(Task)
The entries below should be transcribed in their entirety, exactly as written.

[Dataset records]
• • • • •
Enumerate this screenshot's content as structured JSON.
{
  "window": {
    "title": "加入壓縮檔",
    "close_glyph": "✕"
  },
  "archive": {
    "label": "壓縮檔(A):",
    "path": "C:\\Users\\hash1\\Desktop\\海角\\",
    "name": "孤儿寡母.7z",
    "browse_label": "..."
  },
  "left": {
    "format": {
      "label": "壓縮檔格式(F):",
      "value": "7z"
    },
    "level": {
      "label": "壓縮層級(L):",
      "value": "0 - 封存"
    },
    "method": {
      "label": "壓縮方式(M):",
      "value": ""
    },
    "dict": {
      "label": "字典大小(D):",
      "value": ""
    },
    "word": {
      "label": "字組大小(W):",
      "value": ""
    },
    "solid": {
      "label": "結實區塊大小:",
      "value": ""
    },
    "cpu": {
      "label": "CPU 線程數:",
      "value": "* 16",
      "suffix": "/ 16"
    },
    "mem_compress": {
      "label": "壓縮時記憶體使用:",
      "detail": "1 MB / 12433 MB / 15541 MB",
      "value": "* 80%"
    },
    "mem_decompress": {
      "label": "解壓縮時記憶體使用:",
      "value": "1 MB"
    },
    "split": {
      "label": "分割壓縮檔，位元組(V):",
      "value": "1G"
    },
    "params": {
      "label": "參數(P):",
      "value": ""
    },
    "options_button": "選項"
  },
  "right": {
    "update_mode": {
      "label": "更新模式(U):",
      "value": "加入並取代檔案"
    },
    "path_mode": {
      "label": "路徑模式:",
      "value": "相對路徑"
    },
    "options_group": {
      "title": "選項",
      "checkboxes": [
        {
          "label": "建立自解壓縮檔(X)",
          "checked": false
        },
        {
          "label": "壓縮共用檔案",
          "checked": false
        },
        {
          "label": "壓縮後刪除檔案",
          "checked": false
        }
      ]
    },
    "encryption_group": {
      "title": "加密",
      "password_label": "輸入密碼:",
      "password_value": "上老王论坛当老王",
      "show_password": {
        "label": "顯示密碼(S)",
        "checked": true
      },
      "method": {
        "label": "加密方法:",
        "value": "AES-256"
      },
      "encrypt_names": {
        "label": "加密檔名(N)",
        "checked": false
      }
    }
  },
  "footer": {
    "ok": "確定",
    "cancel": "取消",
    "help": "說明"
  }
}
• • • • •
(Answer below)
Enumerate this screenshot's content as structured JSON.
{
  "window": {
    "title": "加入壓縮檔",
    "close_glyph": "✕"
  },
  "archive": {
    "label": "壓縮檔(A):",
    "path": "C:\\Users\\hash1\\Desktop\\海角\\",
    "name": "孤儿寡母.7z",
    "browse_label": "..."
  },
  "left": {
    "format": {
      "label": "壓縮檔格式(F):",
      "value": "7z"
    },
    "level": {
      "label": "壓縮層級(L):",
      "value": "0 - 封存"
    },
    "method": {
      "label": "壓縮方式(M):",
      "value": ""
    },
    "dict": {
      "label": "字典大小(D):",
      "value": ""
    },
    "word": {
      "label": "字組大小(W):",
      "value": ""
    },
    "solid": {
      "label": "結實區塊大小:",
      "value": ""
    },
    "cpu": {
      "label": "CPU 線程數:",
      "value": "* 16",
      "suffix": "/ 16"
    },
    "mem_compress": {
      "label": "壓縮時記憶體使用:",
      "detail": "1 MB / 12433 MB / 15541 MB",
      "value": "* 80%"
    },
    "mem_decompress": {
      "label": "解壓縮時記憶體使用:",
      "value": "1 MB"
    },
    "split": {
      "label": "分割壓縮檔，位元組(V):",
      "value": "1G"
    },
    "params": {
      "label": "參數(P):",
      "value": ""
    },
    "options_button": "選項"
  },
  "right": {
    "update_mode": {
      "label": "更新模式(U):",
      "value": "加入並取代檔案"
    },
    "path_mode": {
      "label": "路徑模式:",
      "value": "相對路徑"
    },
    "options_group": {
      "title": "選項",
      "checkboxes": [
        {
          "label": "建立自解壓縮檔(X)",
          "checked": false
        },
        {
          "label": "壓縮共用檔案",
          "checked": false
        },
        {
          "label": "壓縮後刪除檔案",
          "checked": false
        }
      ]
    },
    "encryption_group": {
      "title": "加密",
      "password_label": "輸入密碼:",
      "password_value": "上老王论坛当老王",
      "show_password": {
        "label": "顯示密碼(S)",
        "checked": true
      },
      "method": {
        "label": "加密方法:",
        "value": "AES-256"
      },
      "encrypt_names": {
        "label": "加密檔名(N)",
        "checked": false
      }
    }
  },
  "footer": {
    "ok": "確定",
    "cancel": "取消",
    "help": "說明"
  }
}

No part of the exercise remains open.